* [Problem] Find each line with the word "satunya" and copy it.

* [Entries provided]
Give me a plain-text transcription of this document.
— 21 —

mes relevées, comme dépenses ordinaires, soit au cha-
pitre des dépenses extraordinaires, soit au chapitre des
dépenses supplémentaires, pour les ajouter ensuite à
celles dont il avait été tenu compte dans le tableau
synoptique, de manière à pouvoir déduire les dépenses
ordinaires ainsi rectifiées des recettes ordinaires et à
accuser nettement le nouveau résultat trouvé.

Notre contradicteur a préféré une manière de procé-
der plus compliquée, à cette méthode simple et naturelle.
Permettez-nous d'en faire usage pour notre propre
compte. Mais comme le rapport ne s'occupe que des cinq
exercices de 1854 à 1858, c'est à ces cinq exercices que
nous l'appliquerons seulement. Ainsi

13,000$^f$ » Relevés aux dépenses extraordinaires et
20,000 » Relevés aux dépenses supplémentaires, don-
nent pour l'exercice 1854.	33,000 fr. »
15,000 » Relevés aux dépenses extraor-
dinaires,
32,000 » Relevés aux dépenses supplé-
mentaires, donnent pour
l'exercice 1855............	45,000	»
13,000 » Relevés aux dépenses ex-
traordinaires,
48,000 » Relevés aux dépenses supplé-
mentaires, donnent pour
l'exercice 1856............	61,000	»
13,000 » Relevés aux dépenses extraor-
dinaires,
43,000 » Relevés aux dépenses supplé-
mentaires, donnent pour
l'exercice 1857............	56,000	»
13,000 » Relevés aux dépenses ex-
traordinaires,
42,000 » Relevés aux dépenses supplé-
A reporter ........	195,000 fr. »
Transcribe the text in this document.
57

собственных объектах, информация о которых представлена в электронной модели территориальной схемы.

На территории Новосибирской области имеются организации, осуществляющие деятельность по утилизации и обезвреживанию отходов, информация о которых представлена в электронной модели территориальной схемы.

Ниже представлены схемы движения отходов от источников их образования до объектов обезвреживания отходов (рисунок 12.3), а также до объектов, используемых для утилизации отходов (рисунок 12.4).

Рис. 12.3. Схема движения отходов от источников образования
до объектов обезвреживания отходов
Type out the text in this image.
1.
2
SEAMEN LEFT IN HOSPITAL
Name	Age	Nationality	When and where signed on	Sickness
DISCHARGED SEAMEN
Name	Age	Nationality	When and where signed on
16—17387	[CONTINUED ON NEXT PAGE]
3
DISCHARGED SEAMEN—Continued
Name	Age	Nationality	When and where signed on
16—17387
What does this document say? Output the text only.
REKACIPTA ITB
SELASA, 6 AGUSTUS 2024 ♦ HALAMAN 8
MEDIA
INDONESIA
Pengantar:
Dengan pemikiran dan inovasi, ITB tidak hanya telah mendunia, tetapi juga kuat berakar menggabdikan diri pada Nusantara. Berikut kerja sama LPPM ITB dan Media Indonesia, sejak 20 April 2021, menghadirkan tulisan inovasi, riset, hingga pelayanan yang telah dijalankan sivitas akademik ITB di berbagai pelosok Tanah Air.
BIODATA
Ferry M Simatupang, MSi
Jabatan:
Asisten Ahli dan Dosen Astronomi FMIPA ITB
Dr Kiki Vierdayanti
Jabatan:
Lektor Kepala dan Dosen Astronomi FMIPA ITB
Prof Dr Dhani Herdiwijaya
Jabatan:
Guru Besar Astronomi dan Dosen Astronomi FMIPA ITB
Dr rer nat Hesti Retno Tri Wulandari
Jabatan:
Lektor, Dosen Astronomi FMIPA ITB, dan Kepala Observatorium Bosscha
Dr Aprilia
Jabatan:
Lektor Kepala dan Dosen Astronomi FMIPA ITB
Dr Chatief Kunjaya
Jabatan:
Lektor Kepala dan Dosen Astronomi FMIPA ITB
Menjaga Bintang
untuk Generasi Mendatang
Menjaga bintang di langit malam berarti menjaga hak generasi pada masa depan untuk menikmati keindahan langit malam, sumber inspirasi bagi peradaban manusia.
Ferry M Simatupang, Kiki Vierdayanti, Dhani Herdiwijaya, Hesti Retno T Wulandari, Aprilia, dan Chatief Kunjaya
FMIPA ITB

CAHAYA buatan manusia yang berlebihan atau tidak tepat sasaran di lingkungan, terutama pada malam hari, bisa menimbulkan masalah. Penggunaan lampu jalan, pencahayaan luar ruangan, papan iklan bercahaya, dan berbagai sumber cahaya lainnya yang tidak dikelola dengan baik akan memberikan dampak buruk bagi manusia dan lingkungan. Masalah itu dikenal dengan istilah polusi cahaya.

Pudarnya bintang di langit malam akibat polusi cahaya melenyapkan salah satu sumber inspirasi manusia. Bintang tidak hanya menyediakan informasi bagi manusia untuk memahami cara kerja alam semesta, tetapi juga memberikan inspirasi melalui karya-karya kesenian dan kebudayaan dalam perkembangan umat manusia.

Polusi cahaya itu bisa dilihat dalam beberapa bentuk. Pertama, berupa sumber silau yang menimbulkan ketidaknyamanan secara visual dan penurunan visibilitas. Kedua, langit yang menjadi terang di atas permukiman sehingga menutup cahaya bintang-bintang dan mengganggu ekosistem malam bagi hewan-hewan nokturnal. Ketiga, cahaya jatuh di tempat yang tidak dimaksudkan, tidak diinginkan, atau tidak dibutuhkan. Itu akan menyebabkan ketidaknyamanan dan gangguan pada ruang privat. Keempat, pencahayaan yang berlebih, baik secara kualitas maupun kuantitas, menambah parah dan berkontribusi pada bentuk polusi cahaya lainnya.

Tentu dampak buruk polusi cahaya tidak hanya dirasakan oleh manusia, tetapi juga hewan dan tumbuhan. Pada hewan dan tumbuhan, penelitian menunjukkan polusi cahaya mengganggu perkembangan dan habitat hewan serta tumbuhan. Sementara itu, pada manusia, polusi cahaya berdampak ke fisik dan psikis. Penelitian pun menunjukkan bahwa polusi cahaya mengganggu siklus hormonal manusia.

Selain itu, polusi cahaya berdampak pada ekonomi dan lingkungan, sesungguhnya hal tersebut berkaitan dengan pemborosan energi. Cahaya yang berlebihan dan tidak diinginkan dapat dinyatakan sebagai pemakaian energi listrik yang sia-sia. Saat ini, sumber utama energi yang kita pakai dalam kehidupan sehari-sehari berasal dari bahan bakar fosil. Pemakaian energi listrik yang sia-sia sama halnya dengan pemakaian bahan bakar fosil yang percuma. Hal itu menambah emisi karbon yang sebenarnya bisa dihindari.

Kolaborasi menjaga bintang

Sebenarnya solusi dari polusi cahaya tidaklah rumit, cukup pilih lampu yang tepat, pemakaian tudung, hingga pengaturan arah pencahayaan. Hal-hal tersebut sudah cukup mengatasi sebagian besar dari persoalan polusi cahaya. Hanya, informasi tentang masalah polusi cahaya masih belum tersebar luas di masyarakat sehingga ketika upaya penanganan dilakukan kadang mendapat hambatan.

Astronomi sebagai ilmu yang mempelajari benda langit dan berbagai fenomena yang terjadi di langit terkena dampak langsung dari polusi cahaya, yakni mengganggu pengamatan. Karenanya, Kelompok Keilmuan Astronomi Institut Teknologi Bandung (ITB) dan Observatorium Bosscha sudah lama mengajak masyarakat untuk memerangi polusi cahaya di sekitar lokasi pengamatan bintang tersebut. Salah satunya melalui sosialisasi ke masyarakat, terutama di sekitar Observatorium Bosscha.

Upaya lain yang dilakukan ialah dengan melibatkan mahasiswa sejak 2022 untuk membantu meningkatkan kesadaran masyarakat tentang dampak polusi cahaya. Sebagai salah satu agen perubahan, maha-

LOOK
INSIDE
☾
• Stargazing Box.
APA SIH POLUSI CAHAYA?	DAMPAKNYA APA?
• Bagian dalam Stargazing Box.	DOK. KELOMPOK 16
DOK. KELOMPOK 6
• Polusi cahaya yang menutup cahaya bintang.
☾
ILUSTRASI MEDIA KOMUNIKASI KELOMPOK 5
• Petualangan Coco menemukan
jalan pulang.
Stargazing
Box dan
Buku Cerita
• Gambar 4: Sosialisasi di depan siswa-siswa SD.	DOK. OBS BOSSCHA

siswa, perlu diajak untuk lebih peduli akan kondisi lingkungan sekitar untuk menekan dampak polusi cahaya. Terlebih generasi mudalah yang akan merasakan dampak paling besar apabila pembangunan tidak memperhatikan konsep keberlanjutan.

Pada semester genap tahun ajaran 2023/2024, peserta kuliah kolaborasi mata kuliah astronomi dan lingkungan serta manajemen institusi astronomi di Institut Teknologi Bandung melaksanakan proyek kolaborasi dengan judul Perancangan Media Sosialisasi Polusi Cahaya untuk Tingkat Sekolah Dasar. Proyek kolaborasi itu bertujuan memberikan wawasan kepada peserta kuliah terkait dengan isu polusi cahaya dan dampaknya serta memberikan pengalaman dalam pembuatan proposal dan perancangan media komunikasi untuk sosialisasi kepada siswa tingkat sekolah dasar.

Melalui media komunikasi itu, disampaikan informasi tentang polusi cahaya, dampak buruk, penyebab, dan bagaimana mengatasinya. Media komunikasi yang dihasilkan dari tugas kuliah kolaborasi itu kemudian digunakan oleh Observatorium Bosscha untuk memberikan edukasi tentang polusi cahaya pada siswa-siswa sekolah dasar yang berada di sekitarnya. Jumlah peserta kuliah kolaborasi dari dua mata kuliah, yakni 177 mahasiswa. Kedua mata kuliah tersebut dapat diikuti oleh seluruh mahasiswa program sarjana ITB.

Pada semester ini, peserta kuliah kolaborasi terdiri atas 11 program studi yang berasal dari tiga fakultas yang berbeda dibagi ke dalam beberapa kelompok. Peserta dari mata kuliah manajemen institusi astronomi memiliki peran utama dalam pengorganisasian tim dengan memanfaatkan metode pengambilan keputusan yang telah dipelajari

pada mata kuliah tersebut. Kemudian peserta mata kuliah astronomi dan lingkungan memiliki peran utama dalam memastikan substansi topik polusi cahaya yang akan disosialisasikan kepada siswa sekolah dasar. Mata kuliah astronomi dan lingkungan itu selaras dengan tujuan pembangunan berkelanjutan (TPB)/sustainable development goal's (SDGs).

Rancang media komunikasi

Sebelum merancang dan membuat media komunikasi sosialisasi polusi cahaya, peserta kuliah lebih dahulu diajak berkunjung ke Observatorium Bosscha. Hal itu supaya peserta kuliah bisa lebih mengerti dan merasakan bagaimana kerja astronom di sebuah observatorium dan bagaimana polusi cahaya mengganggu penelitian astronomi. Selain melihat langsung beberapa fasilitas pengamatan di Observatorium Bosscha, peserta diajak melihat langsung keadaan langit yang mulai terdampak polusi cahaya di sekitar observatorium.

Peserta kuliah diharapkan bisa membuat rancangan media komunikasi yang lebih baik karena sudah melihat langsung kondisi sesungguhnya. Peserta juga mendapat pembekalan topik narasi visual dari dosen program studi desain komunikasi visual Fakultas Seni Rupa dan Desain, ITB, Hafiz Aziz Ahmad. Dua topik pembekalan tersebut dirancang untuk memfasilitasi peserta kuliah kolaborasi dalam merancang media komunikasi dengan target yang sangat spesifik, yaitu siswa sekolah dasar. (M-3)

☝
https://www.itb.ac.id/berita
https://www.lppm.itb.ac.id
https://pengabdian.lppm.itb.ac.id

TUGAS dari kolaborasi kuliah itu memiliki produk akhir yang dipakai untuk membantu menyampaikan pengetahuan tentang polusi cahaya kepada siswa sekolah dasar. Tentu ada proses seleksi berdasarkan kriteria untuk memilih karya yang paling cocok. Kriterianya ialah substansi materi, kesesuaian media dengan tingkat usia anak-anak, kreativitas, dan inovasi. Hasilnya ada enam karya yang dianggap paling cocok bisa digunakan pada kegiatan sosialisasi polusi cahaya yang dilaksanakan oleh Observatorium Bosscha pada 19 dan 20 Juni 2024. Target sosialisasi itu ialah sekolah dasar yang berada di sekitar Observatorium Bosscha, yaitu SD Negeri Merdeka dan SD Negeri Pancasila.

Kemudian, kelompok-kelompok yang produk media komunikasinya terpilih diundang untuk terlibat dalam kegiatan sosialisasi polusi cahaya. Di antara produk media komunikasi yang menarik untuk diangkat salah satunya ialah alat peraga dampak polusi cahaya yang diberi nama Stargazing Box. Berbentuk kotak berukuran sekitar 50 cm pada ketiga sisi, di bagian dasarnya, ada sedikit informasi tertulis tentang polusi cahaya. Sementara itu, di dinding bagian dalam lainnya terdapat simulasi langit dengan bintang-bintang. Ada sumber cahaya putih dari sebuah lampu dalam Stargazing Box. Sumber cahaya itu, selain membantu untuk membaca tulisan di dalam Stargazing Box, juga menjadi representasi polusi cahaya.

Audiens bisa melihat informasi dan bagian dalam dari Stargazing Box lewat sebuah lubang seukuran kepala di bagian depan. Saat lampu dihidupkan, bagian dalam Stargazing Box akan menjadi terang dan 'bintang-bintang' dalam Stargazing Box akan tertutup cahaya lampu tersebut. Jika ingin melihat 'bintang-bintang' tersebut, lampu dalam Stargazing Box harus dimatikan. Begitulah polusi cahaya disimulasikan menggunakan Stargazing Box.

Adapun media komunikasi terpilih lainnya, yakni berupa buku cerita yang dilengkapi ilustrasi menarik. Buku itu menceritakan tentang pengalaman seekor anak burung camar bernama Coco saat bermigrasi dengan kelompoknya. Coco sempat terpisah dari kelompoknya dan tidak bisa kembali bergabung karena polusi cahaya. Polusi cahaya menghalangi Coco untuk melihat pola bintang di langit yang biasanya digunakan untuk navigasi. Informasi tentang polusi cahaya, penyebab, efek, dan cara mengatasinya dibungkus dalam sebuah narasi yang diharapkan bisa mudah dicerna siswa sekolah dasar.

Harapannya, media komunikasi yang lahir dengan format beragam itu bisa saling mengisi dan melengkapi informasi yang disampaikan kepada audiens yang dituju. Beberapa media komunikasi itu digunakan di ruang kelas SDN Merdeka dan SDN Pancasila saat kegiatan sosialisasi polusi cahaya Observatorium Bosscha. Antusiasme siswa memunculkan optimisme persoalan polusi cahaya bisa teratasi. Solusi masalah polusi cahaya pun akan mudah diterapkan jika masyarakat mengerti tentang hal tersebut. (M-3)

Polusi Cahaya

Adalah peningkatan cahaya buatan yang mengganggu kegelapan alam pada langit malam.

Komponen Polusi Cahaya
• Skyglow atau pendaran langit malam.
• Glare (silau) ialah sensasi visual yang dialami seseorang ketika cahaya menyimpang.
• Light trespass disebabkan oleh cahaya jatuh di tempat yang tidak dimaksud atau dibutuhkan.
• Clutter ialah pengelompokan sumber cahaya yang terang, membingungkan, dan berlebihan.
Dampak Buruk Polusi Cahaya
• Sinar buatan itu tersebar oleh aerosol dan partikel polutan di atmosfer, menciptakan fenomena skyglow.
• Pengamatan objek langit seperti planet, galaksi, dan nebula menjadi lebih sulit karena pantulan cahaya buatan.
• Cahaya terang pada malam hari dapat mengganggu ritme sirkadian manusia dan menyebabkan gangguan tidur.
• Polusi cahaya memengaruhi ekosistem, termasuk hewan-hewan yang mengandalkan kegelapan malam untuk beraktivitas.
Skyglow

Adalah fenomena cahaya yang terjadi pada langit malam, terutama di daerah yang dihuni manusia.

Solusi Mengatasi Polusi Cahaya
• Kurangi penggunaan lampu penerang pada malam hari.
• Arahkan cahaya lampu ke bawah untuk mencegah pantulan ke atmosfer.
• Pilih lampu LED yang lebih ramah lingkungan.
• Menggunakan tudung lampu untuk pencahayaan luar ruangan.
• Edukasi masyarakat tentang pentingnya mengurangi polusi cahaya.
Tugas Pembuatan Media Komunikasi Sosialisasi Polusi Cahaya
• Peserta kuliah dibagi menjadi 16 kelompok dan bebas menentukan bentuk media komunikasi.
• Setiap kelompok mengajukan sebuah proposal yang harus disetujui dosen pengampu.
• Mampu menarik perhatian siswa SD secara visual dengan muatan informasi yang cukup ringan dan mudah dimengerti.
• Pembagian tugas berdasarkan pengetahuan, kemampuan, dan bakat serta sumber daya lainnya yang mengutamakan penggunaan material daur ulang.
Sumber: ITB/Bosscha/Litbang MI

* [Result for this task]
Astronomi sebagai ilmu yang mempelajari benda langit dan berbagai fenomena yang terjadi di langit terkena dampak langsung dari polusi cahaya, yakni mengganggu pengamatan. Karenanya, Kelompok Keilmuan Astronomi Institut Teknologi Bandung (ITB) dan Observatorium Bosscha sudah lama mengajak masyarakat untuk memerangi polusi cahaya di sekitar lokasi pengamatan bintang tersebut. Salah satunya melalui sosialisasi ke masyarakat, terutama di sekitar Observatorium Bosscha.
Kemudian, kelompok-kelompok yang produk media komunikasinya terpilih diundang untuk terlibat dalam kegiatan sosialisasi polusi cahaya. Di antara produk media komunikasi yang menarik untuk diangkat salah satunya ialah alat peraga dampak polusi cahaya yang diberi nama Stargazing Box. Berbentuk kotak berukuran sekitar 50 cm pada ketiga sisi, di bagian dasarnya, ada sedikit informasi tertulis tentang polusi cahaya. Sementara itu, di dinding bagian dalam lainnya terdapat simulasi langit dengan bintang-bintang. Ada sumber cahaya putih dari sebuah lampu dalam Stargazing Box. Sumber cahaya itu, selain membantu untuk membaca tulisan di dalam Stargazing Box, juga menjadi representasi polusi cahaya.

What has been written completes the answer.